THE REQUEST:
Restate the listing below word for word, omitting any images.

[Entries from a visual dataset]

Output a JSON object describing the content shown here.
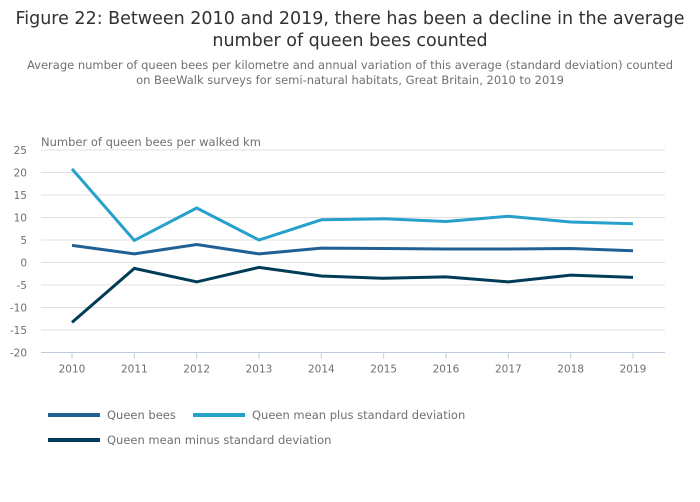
{
  "title": "Figure 22: Between 2010 and 2019, there has been a decline in the average number of queen bees counted",
  "subtitle": "Average number of queen bees per kilometre and annual variation of this average (standard deviation) counted on BeeWalk surveys for semi-natural habitats, Great Britain, 2010 to 2019",
  "chart_data": {
    "type": "line",
    "title": "Figure 22: Between 2010 and 2019, there has been a decline in the average number of queen bees counted",
    "subtitle": "Average number of queen bees per kilometre and annual variation of this average (standard deviation) counted on BeeWalk surveys for semi-natural habitats, Great Britain, 2010 to 2019",
    "xlabel": "",
    "ylabel": "Number of queen bees per walked km",
    "x": [
      "2010",
      "2011",
      "2012",
      "2013",
      "2014",
      "2015",
      "2016",
      "2017",
      "2018",
      "2019"
    ],
    "ylim": [
      -20,
      25
    ],
    "yticks": [
      25,
      20,
      15,
      10,
      5,
      0,
      -5,
      -10,
      -15,
      -20
    ],
    "grid": true,
    "legend_position": "bottom-left",
    "series": [
      {
        "name": "Queen bees",
        "color": "#206095",
        "values": [
          3.8,
          1.9,
          4.0,
          1.9,
          3.2,
          3.1,
          3.0,
          3.0,
          3.1,
          2.6
        ]
      },
      {
        "name": "Queen mean plus standard deviation",
        "color": "#27a0cc",
        "values": [
          20.8,
          4.9,
          12.1,
          5.0,
          9.5,
          9.7,
          9.1,
          10.3,
          9.0,
          8.6
        ]
      },
      {
        "name": "Queen mean minus standard deviation",
        "color": "#003c57",
        "values": [
          -13.3,
          -1.3,
          -4.3,
          -1.1,
          -3.0,
          -3.5,
          -3.2,
          -4.3,
          -2.8,
          -3.3
        ]
      }
    ]
  }
}
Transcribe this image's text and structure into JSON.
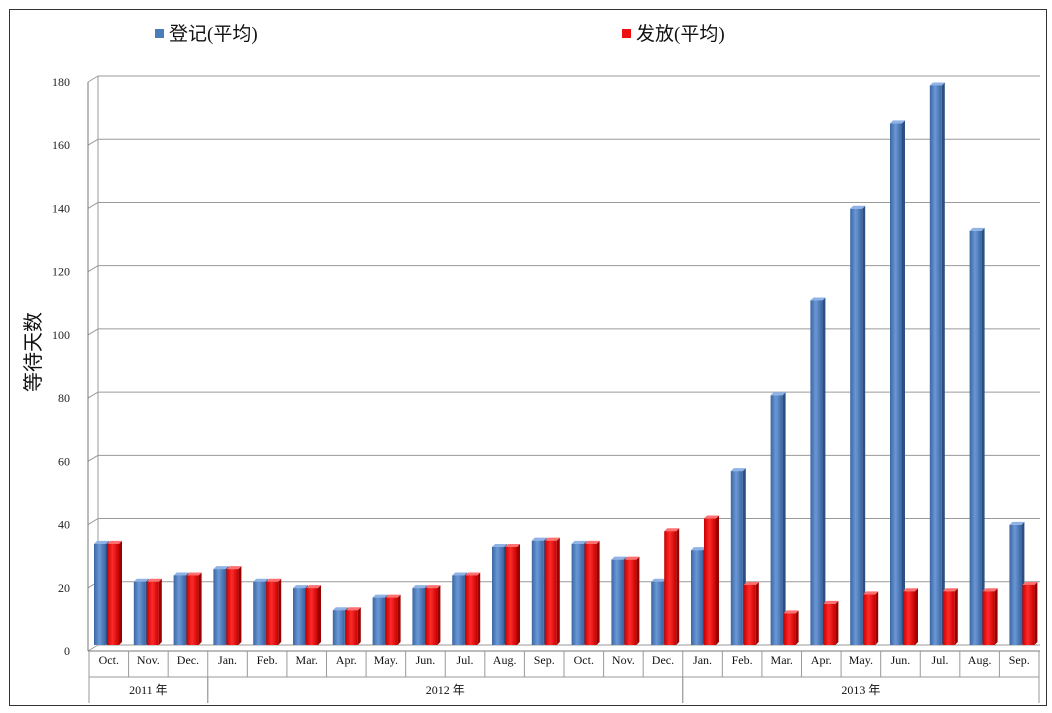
{
  "chart_data": {
    "type": "bar",
    "ylabel": "等待天数",
    "ylim": [
      0,
      180
    ],
    "yticks": [
      0,
      20,
      40,
      60,
      80,
      100,
      120,
      140,
      160,
      180
    ],
    "grid": true,
    "legend_position": "top",
    "categories": [
      "Oct.",
      "Nov.",
      "Dec.",
      "Jan.",
      "Feb.",
      "Mar.",
      "Apr.",
      "May.",
      "Jun.",
      "Jul.",
      "Aug.",
      "Sep.",
      "Oct.",
      "Nov.",
      "Dec.",
      "Jan.",
      "Feb.",
      "Mar.",
      "Apr.",
      "May.",
      "Jun.",
      "Jul.",
      "Aug.",
      "Sep."
    ],
    "groups": [
      {
        "label": "2011 年",
        "start": 0,
        "end": 2
      },
      {
        "label": "2012 年",
        "start": 3,
        "end": 14
      },
      {
        "label": "2013 年",
        "start": 15,
        "end": 23
      }
    ],
    "series": [
      {
        "name": "登记(平均)",
        "color": "#4a7ebb",
        "values": [
          32,
          20,
          22,
          24,
          20,
          18,
          11,
          15,
          18,
          22,
          31,
          33,
          32,
          27,
          20,
          30,
          55,
          79,
          109,
          138,
          165,
          177,
          131,
          38
        ]
      },
      {
        "name": "发放(平均)",
        "color": "#ee1111",
        "values": [
          32,
          20,
          22,
          24,
          20,
          18,
          11,
          15,
          18,
          22,
          31,
          33,
          32,
          27,
          36,
          40,
          19,
          10,
          13,
          16,
          17,
          17,
          17,
          19
        ]
      }
    ]
  }
}
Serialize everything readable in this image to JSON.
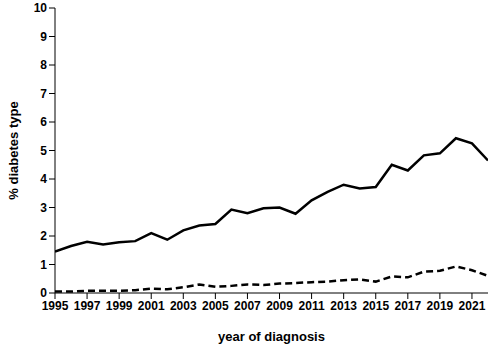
{
  "chart_data": {
    "type": "line",
    "x_label": "year of diagnosis",
    "y_label": "% diabetes type",
    "x": [
      1995,
      1996,
      1997,
      1998,
      1999,
      2000,
      2001,
      2002,
      2003,
      2004,
      2005,
      2006,
      2007,
      2008,
      2009,
      2010,
      2011,
      2012,
      2013,
      2014,
      2015,
      2016,
      2017,
      2018,
      2019,
      2020,
      2021,
      2022
    ],
    "series": [
      {
        "color": "#000000",
        "line_style": "solid",
        "values": [
          1.45,
          1.65,
          1.8,
          1.7,
          1.78,
          1.82,
          2.1,
          1.87,
          2.2,
          2.37,
          2.42,
          2.93,
          2.8,
          2.97,
          3.0,
          2.78,
          3.25,
          3.55,
          3.8,
          3.67,
          3.72,
          4.5,
          4.3,
          4.83,
          4.9,
          5.43,
          5.25,
          4.65
        ]
      },
      {
        "color": "#000000",
        "line_style": "dashed",
        "values": [
          0.05,
          0.05,
          0.08,
          0.08,
          0.08,
          0.1,
          0.15,
          0.13,
          0.2,
          0.3,
          0.22,
          0.25,
          0.3,
          0.28,
          0.33,
          0.35,
          0.38,
          0.4,
          0.45,
          0.48,
          0.4,
          0.58,
          0.55,
          0.75,
          0.78,
          0.93,
          0.8,
          0.6
        ]
      }
    ],
    "xlim": [
      1995,
      2022
    ],
    "ylim": [
      0,
      10
    ],
    "xticks": [
      1995,
      1997,
      1999,
      2001,
      2003,
      2005,
      2007,
      2009,
      2011,
      2013,
      2015,
      2017,
      2019,
      2021
    ],
    "yticks": [
      0,
      1,
      2,
      3,
      4,
      5,
      6,
      7,
      8,
      9,
      10
    ],
    "grid": false
  }
}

WRITTEN RESPONSE:
Output a JSON object describing the content shown here.
{
  "title": "Figure 22: Between 2010 and 2019, there has been a decline in the average number of queen bees counted",
  "subtitle": "Average number of queen bees per kilometre and annual variation of this average (standard deviation) counted on BeeWalk surveys for semi-natural habitats, Great Britain, 2010 to 2019",
  "chart_data": {
    "type": "line",
    "title": "Figure 22: Between 2010 and 2019, there has been a decline in the average number of queen bees counted",
    "subtitle": "Average number of queen bees per kilometre and annual variation of this average (standard deviation) counted on BeeWalk surveys for semi-natural habitats, Great Britain, 2010 to 2019",
    "xlabel": "",
    "ylabel": "Number of queen bees per walked km",
    "x": [
      "2010",
      "2011",
      "2012",
      "2013",
      "2014",
      "2015",
      "2016",
      "2017",
      "2018",
      "2019"
    ],
    "ylim": [
      -20,
      25
    ],
    "yticks": [
      25,
      20,
      15,
      10,
      5,
      0,
      -5,
      -10,
      -15,
      -20
    ],
    "grid": true,
    "legend_position": "bottom-left",
    "series": [
      {
        "name": "Queen bees",
        "color": "#206095",
        "values": [
          3.8,
          1.9,
          4.0,
          1.9,
          3.2,
          3.1,
          3.0,
          3.0,
          3.1,
          2.6
        ]
      },
      {
        "name": "Queen mean plus standard deviation",
        "color": "#27a0cc",
        "values": [
          20.8,
          4.9,
          12.1,
          5.0,
          9.5,
          9.7,
          9.1,
          10.3,
          9.0,
          8.6
        ]
      },
      {
        "name": "Queen mean minus standard deviation",
        "color": "#003c57",
        "values": [
          -13.3,
          -1.3,
          -4.3,
          -1.1,
          -3.0,
          -3.5,
          -3.2,
          -4.3,
          -2.8,
          -3.3
        ]
      }
    ]
  }
}
Transcribe this image's text and structure into JSON.
{
  "chart_data": {
    "type": "bar",
    "ylabel": "等待天数",
    "ylim": [
      0,
      180
    ],
    "yticks": [
      0,
      20,
      40,
      60,
      80,
      100,
      120,
      140,
      160,
      180
    ],
    "grid": true,
    "legend_position": "top",
    "categories": [
      "Oct.",
      "Nov.",
      "Dec.",
      "Jan.",
      "Feb.",
      "Mar.",
      "Apr.",
      "May.",
      "Jun.",
      "Jul.",
      "Aug.",
      "Sep.",
      "Oct.",
      "Nov.",
      "Dec.",
      "Jan.",
      "Feb.",
      "Mar.",
      "Apr.",
      "May.",
      "Jun.",
      "Jul.",
      "Aug.",
      "Sep."
    ],
    "groups": [
      {
        "label": "2011 年",
        "start": 0,
        "end": 2
      },
      {
        "label": "2012 年",
        "start": 3,
        "end": 14
      },
      {
        "label": "2013 年",
        "start": 15,
        "end": 23
      }
    ],
    "series": [
      {
        "name": "登记(平均)",
        "color": "#4a7ebb",
        "values": [
          32,
          20,
          22,
          24,
          20,
          18,
          11,
          15,
          18,
          22,
          31,
          33,
          32,
          27,
          20,
          30,
          55,
          79,
          109,
          138,
          165,
          177,
          131,
          38
        ]
      },
      {
        "name": "发放(平均)",
        "color": "#ee1111",
        "values": [
          32,
          20,
          22,
          24,
          20,
          18,
          11,
          15,
          18,
          22,
          31,
          33,
          32,
          27,
          36,
          40,
          19,
          10,
          13,
          16,
          17,
          17,
          17,
          19
        ]
      }
    ]
  }
}
Serialize everything readable in this image to JSON.
{
  "chart_data": {
    "type": "line",
    "x_label": "year of diagnosis",
    "y_label": "% diabetes type",
    "x": [
      1995,
      1996,
      1997,
      1998,
      1999,
      2000,
      2001,
      2002,
      2003,
      2004,
      2005,
      2006,
      2007,
      2008,
      2009,
      2010,
      2011,
      2012,
      2013,
      2014,
      2015,
      2016,
      2017,
      2018,
      2019,
      2020,
      2021,
      2022
    ],
    "series": [
      {
        "color": "#000000",
        "line_style": "solid",
        "values": [
          1.45,
          1.65,
          1.8,
          1.7,
          1.78,
          1.82,
          2.1,
          1.87,
          2.2,
          2.37,
          2.42,
          2.93,
          2.8,
          2.97,
          3.0,
          2.78,
          3.25,
          3.55,
          3.8,
          3.67,
          3.72,
          4.5,
          4.3,
          4.83,
          4.9,
          5.43,
          5.25,
          4.65
        ]
      },
      {
        "color": "#000000",
        "line_style": "dashed",
        "values": [
          0.05,
          0.05,
          0.08,
          0.08,
          0.08,
          0.1,
          0.15,
          0.13,
          0.2,
          0.3,
          0.22,
          0.25,
          0.3,
          0.28,
          0.33,
          0.35,
          0.38,
          0.4,
          0.45,
          0.48,
          0.4,
          0.58,
          0.55,
          0.75,
          0.78,
          0.93,
          0.8,
          0.6
        ]
      }
    ],
    "xlim": [
      1995,
      2022
    ],
    "ylim": [
      0,
      10
    ],
    "xticks": [
      1995,
      1997,
      1999,
      2001,
      2003,
      2005,
      2007,
      2009,
      2011,
      2013,
      2015,
      2017,
      2019,
      2021
    ],
    "yticks": [
      0,
      1,
      2,
      3,
      4,
      5,
      6,
      7,
      8,
      9,
      10
    ],
    "grid": false
  }
}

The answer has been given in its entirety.